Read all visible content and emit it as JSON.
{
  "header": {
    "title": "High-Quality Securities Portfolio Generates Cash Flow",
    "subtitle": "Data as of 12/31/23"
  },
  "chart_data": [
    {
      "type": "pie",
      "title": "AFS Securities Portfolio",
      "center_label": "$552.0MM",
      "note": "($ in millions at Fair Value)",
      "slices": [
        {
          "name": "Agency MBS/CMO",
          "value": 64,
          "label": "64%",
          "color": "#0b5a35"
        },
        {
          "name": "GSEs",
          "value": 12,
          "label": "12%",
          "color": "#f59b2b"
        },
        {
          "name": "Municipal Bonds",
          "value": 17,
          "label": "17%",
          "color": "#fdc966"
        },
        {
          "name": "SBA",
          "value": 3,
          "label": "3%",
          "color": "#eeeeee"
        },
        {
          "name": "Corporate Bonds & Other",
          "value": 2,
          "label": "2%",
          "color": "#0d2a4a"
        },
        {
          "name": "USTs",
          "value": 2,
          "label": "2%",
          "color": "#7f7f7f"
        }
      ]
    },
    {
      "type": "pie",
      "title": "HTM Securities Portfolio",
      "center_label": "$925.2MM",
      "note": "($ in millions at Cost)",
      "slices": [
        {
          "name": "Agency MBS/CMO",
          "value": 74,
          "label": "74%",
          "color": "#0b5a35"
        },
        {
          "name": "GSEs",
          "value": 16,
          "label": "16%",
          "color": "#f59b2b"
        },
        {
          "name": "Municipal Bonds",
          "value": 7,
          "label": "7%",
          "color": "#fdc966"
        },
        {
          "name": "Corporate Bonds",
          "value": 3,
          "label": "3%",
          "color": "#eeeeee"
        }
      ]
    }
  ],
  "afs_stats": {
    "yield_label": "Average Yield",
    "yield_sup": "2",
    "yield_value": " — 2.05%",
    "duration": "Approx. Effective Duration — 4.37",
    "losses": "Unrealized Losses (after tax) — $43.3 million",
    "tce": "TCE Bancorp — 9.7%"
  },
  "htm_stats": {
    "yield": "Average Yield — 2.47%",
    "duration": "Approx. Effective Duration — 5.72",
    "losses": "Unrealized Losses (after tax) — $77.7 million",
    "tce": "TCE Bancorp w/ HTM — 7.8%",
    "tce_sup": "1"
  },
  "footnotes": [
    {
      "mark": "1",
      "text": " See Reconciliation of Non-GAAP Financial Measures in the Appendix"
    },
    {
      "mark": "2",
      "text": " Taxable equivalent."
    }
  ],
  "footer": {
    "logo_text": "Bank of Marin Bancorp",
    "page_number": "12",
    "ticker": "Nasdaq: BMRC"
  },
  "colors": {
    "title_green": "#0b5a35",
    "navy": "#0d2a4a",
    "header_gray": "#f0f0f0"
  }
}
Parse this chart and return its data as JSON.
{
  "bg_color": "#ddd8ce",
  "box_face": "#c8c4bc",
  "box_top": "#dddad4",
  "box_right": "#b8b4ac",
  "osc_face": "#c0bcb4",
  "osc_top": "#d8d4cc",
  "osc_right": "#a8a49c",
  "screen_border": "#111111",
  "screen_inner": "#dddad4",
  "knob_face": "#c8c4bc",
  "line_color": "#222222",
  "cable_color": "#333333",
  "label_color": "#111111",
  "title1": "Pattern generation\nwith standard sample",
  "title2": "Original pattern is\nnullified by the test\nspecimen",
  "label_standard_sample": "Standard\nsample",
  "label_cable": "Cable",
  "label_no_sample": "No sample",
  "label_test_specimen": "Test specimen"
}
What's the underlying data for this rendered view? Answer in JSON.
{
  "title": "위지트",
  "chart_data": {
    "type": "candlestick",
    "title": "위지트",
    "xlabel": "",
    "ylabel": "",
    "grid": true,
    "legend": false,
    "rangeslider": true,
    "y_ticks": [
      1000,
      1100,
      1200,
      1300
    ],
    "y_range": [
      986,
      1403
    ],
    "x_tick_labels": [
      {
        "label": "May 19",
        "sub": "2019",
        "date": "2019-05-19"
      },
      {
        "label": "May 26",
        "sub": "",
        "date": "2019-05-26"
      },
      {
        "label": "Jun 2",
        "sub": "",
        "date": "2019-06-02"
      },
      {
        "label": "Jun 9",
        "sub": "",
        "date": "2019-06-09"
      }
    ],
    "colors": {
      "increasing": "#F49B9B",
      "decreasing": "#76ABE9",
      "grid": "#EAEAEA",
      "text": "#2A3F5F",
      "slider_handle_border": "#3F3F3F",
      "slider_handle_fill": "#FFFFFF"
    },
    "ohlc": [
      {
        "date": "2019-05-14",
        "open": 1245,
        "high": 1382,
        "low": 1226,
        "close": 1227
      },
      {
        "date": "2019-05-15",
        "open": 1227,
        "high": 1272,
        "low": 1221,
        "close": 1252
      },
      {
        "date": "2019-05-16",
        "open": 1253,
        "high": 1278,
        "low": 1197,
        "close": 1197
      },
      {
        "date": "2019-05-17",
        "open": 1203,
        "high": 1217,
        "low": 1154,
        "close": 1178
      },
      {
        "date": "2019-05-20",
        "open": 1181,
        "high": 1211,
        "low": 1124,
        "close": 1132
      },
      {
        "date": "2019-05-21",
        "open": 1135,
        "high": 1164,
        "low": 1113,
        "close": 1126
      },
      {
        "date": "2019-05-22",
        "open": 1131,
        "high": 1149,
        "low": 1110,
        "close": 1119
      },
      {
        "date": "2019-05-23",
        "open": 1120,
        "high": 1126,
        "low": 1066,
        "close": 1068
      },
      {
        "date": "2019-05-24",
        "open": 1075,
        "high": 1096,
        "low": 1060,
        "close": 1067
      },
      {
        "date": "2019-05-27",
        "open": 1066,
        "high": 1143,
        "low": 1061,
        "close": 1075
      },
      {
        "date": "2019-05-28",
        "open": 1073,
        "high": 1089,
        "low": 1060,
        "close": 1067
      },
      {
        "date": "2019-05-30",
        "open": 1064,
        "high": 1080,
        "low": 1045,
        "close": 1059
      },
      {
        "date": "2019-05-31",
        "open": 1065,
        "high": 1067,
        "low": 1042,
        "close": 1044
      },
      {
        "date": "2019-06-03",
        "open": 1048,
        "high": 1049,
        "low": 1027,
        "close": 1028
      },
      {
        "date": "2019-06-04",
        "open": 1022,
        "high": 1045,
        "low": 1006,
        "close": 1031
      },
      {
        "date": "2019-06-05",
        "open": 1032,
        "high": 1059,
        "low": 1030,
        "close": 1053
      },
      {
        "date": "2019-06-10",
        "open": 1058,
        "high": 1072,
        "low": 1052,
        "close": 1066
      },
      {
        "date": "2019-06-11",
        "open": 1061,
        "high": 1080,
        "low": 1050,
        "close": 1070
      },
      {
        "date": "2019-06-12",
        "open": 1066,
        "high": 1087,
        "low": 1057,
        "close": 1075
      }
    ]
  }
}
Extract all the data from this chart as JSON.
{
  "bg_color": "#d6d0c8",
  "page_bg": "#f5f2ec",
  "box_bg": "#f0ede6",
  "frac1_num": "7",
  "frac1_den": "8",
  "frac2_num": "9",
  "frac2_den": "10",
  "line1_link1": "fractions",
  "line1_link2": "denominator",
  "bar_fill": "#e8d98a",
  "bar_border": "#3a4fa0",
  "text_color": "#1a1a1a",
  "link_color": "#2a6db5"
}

☆ ☆ ☆ ☆

» EXERCISE INSTRUCTIONS
Look over the records above and copy each line that includes the string "duration".

» FULL OUTPUT
    "duration": "Approx. Effective Duration — 4.37",
    "duration": "Approx. Effective Duration — 5.72",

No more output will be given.